▶ **Problem description**:
Lines containing the string "раком" are to be counted; report only how many there are.

■ ■ ■ ■ ■

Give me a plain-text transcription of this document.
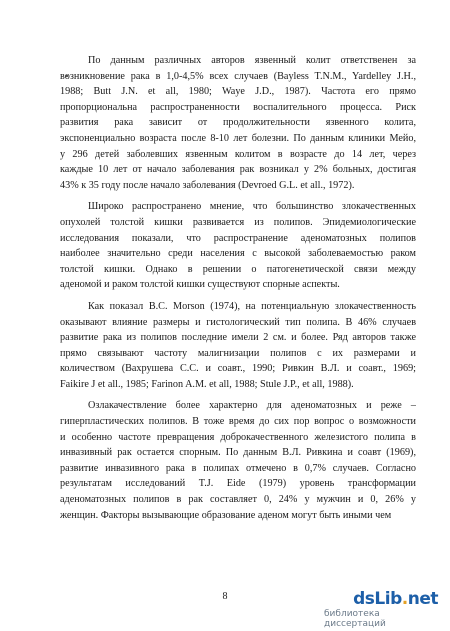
По данным различных авторов язвенный колит ответственен за
возникновение рака в 1,0-4,5% всех случаев (Bayless T.N.M., Yardelley J.H.,
1988; Butt J.N. et all, 1980; Waye J.D., 1987). Частота его прямо
пропорциональна распространенности воспалительного процесса. Риск
развития рака зависит от продолжительности язвенного колита,
экспоненциально возраста после 8-10 лет болезни. По данным клиники Мейо,
у 296 детей заболевших язвенным колитом в возрасте до 14 лет, через
каждые 10 лет от начало заболевания рак возникал у 2% больных, достигая
43% к 35 году после начало заболевания (Devroed G.L. et all., 1972).
Широко распространено мнение, что большинство злокачественных
опухолей толстой кишки развивается из полипов. Эпидемиологические
исследования показали, что распространение аденоматозных полипов
наиболее значительно среди населения с высокой заболеваемостью раком
толстой кишки. Однако в решении о патогенетической связи между
аденомой и раком толстой кишки существуют спорные аспекты.
Как показал В.С. Morson (1974), на потенциальную злокачественность
оказывают влияние размеры и гистологический тип полипа. В 46% случаев
развитие рака из полипов последние имели 2 см. и более. Ряд авторов также
прямо связывают частоту малигнизации полипов с их размерами и
количеством (Вахрушева С.С. и соавт., 1990; Ривкин В.Л. и соавт., 1969;
Faikire J et all., 1985; Farinon A.M. et all, 1988; Stule J.P., et all, 1988).
Озлакачествление более характерно для аденоматозных и реже –
гиперпластических полипов. В тоже время до сих пор вопрос о возможности
и особенно частоте превращения доброкачественного железистого полипа в
инвазивный рак остается спорным. По данным В.Л. Ривкина и соавт (1969),
развитие инвазивного рака в полипах отмечено в 0,7% случаев. Согласно
результатам исследований T.J. Eide (1979) уровень трансформации
аденоматозных полипов в рак составляет 0, 24% у мужчин и 0, 26% у
женщин. Факторы вызывающие образование аденом могут быть иными чем
8	dsLib.net
библиотека диссертаций
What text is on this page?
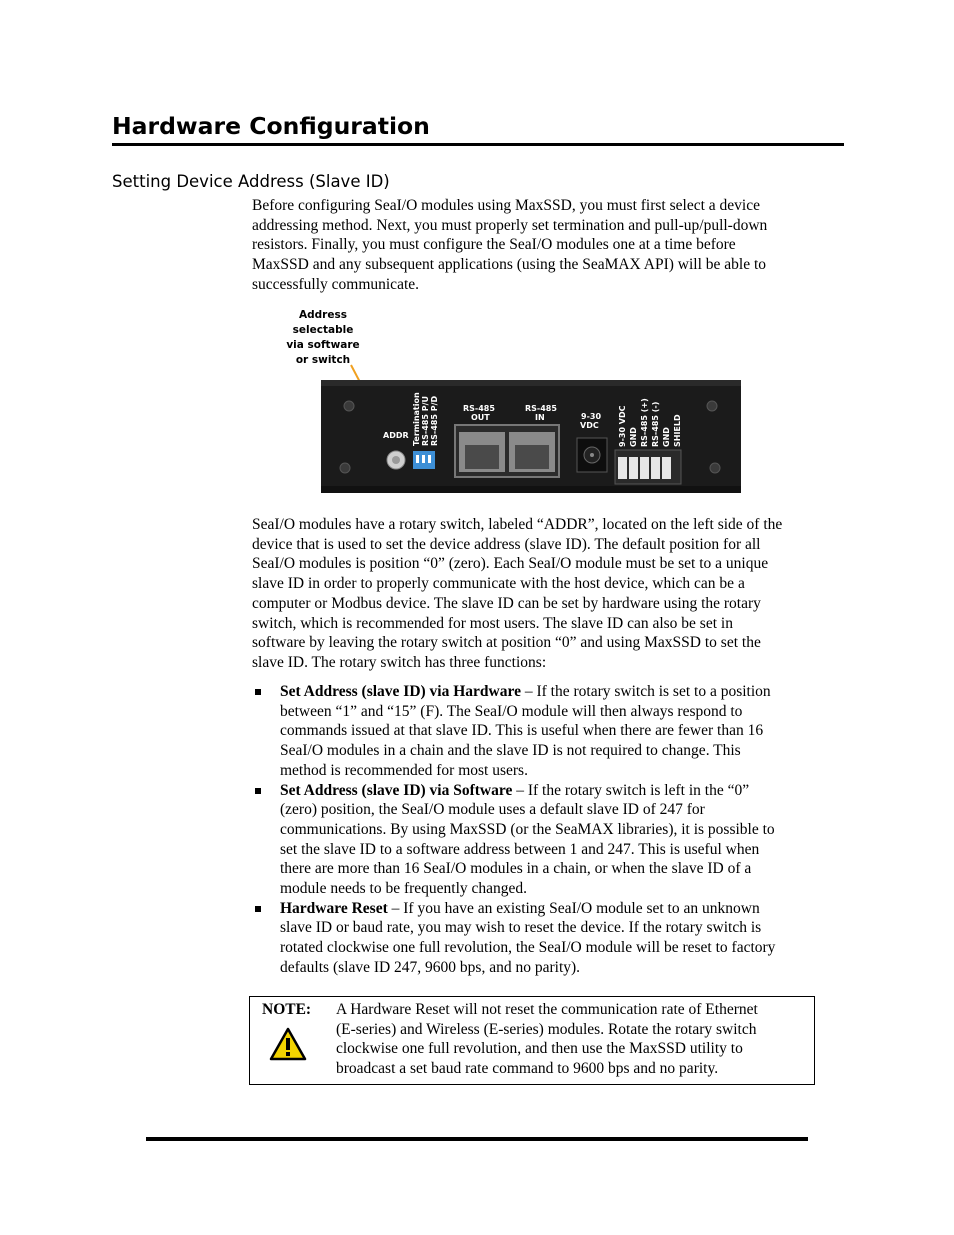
Hardware Configuration
Setting Device Address (Slave ID)
Before configuring SeaI/O modules using MaxSSD, you must first select a device
addressing method. Next, you must properly set termination and pull-up/pull-down
resistors. Finally, you must configure the SeaI/O modules one at a time before
MaxSSD and any subsequent applications (using the SeaMAX API) will be able to
successfully communicate.
ADDR Termination RS-485 P/U RS-485 P/D	RS-485
OUT
RS-485
IN	9-30
VDC 9-30 VDC GND RS-485 (+) RS-485 (-) GND SHIELD
Address
selectable
via software
or switch
SeaI/O modules have a rotary switch, labeled “ADDR”, located on the left side of the
device that is used to set the device address (slave ID). The default position for all
SeaI/O modules is position “0” (zero). Each SeaI/O module must be set to a unique
slave ID in order to properly communicate with the host device, which can be a
computer or Modbus device. The slave ID can be set by hardware using the rotary
switch, which is recommended for most users. The slave ID can also be set in
software by leaving the rotary switch at position “0” and using MaxSSD to set the
slave ID. The rotary switch has three functions:
Set Address (slave ID) via Hardware – If the rotary switch is set to a position
between “1” and “15” (F). The SeaI/O module will then always respond to
commands issued at that slave ID. This is useful when there are fewer than 16
SeaI/O modules in a chain and the slave ID is not required to change. This
method is recommended for most users.
Set Address (slave ID) via Software – If the rotary switch is left in the “0”
(zero) position, the SeaI/O module uses a default slave ID of 247 for
communications. By using MaxSSD (or the SeaMAX libraries), it is possible to
set the slave ID to a software address between 1 and 247. This is useful when
there are more than 16 SeaI/O modules in a chain, or when the slave ID of a
module needs to be frequently changed.
Hardware Reset – If you have an existing SeaI/O module set to an unknown
slave ID or baud rate, you may wish to reset the device. If the rotary switch is
rotated clockwise one full revolution, the SeaI/O module will be reset to factory
defaults (slave ID 247, 9600 bps, and no parity).
NOTE: A Hardware Reset will not reset the communication rate of Ethernet
(E-series) and Wireless (E-series) modules. Rotate the rotary switch
clockwise one full revolution, and then use the MaxSSD utility to
broadcast a set baud rate command to 9600 bps and no parity.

■ ■ ■ ■ ■

▶ **Task answer**:
2